## TASK DESCRIPTION
Retype all the records with nothing changed.

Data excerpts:
....................
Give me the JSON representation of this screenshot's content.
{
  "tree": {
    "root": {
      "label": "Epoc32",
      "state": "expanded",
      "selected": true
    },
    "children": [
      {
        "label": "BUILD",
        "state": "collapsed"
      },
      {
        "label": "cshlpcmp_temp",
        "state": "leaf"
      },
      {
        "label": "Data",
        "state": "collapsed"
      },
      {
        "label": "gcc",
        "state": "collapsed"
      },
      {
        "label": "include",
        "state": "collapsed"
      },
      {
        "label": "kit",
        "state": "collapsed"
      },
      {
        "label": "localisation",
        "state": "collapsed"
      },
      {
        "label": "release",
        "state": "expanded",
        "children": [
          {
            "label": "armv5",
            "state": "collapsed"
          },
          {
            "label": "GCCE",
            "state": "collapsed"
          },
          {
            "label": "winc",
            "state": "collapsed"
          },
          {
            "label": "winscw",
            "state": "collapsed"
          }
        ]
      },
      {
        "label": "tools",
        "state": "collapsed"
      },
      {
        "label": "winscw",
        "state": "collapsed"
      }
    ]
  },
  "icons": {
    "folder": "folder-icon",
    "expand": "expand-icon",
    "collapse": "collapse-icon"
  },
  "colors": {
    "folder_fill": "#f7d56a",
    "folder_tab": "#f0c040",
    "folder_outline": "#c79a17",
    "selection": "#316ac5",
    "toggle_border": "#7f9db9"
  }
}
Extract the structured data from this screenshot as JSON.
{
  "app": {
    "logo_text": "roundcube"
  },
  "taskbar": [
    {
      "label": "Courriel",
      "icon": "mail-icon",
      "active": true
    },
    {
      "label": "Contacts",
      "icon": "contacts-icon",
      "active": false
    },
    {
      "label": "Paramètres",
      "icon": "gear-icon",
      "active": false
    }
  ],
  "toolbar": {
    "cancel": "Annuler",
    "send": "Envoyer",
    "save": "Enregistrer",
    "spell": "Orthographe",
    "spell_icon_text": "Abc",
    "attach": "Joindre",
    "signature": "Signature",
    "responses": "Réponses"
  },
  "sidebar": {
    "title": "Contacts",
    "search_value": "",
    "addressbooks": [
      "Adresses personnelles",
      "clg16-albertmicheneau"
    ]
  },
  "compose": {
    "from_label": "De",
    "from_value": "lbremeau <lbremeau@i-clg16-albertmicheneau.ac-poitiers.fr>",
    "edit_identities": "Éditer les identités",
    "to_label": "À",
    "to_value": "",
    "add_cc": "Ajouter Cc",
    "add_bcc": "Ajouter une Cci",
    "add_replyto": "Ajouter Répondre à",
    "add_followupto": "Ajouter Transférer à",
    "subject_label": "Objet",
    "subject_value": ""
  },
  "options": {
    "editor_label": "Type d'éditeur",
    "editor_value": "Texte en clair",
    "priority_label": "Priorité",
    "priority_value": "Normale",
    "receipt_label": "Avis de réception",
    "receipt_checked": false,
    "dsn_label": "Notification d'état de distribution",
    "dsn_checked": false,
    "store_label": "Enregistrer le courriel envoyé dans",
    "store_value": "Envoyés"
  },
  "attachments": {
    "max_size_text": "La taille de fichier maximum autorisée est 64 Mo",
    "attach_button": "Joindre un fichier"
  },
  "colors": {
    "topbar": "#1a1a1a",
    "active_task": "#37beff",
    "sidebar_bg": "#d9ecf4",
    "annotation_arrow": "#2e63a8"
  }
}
....................
## SOLVED PROBLEM
Give me the JSON representation of this screenshot's content.
{
  "tree": {
    "root": {
      "label": "Epoc32",
      "state": "expanded",
      "selected": true
    },
    "children": [
      {
        "label": "BUILD",
        "state": "collapsed"
      },
      {
        "label": "cshlpcmp_temp",
        "state": "leaf"
      },
      {
        "label": "Data",
        "state": "collapsed"
      },
      {
        "label": "gcc",
        "state": "collapsed"
      },
      {
        "label": "include",
        "state": "collapsed"
      },
      {
        "label": "kit",
        "state": "collapsed"
      },
      {
        "label": "localisation",
        "state": "collapsed"
      },
      {
        "label": "release",
        "state": "expanded",
        "children": [
          {
            "label": "armv5",
            "state": "collapsed"
          },
          {
            "label": "GCCE",
            "state": "collapsed"
          },
          {
            "label": "winc",
            "state": "collapsed"
          },
          {
            "label": "winscw",
            "state": "collapsed"
          }
        ]
      },
      {
        "label": "tools",
        "state": "collapsed"
      },
      {
        "label": "winscw",
        "state": "collapsed"
      }
    ]
  },
  "icons": {
    "folder": "folder-icon",
    "expand": "expand-icon",
    "collapse": "collapse-icon"
  },
  "colors": {
    "folder_fill": "#f7d56a",
    "folder_tab": "#f0c040",
    "folder_outline": "#c79a17",
    "selection": "#316ac5",
    "toggle_border": "#7f9db9"
  }
}
Extract the structured data from this screenshot as JSON.
{
  "app": {
    "logo_text": "roundcube"
  },
  "taskbar": [
    {
      "label": "Courriel",
      "icon": "mail-icon",
      "active": true
    },
    {
      "label": "Contacts",
      "icon": "contacts-icon",
      "active": false
    },
    {
      "label": "Paramètres",
      "icon": "gear-icon",
      "active": false
    }
  ],
  "toolbar": {
    "cancel": "Annuler",
    "send": "Envoyer",
    "save": "Enregistrer",
    "spell": "Orthographe",
    "spell_icon_text": "Abc",
    "attach": "Joindre",
    "signature": "Signature",
    "responses": "Réponses"
  },
  "sidebar": {
    "title": "Contacts",
    "search_value": "",
    "addressbooks": [
      "Adresses personnelles",
      "clg16-albertmicheneau"
    ]
  },
  "compose": {
    "from_label": "De",
    "from_value": "lbremeau <lbremeau@i-clg16-albertmicheneau.ac-poitiers.fr>",
    "edit_identities": "Éditer les identités",
    "to_label": "À",
    "to_value": "",
    "add_cc": "Ajouter Cc",
    "add_bcc": "Ajouter une Cci",
    "add_replyto": "Ajouter Répondre à",
    "add_followupto": "Ajouter Transférer à",
    "subject_label": "Objet",
    "subject_value": ""
  },
  "options": {
    "editor_label": "Type d'éditeur",
    "editor_value": "Texte en clair",
    "priority_label": "Priorité",
    "priority_value": "Normale",
    "receipt_label": "Avis de réception",
    "receipt_checked": false,
    "dsn_label": "Notification d'état de distribution",
    "dsn_checked": false,
    "store_label": "Enregistrer le courriel envoyé dans",
    "store_value": "Envoyés"
  },
  "attachments": {
    "max_size_text": "La taille de fichier maximum autorisée est 64 Mo",
    "attach_button": "Joindre un fichier"
  },
  "colors": {
    "topbar": "#1a1a1a",
    "active_task": "#37beff",
    "sidebar_bg": "#d9ecf4",
    "annotation_arrow": "#2e63a8"
  }
}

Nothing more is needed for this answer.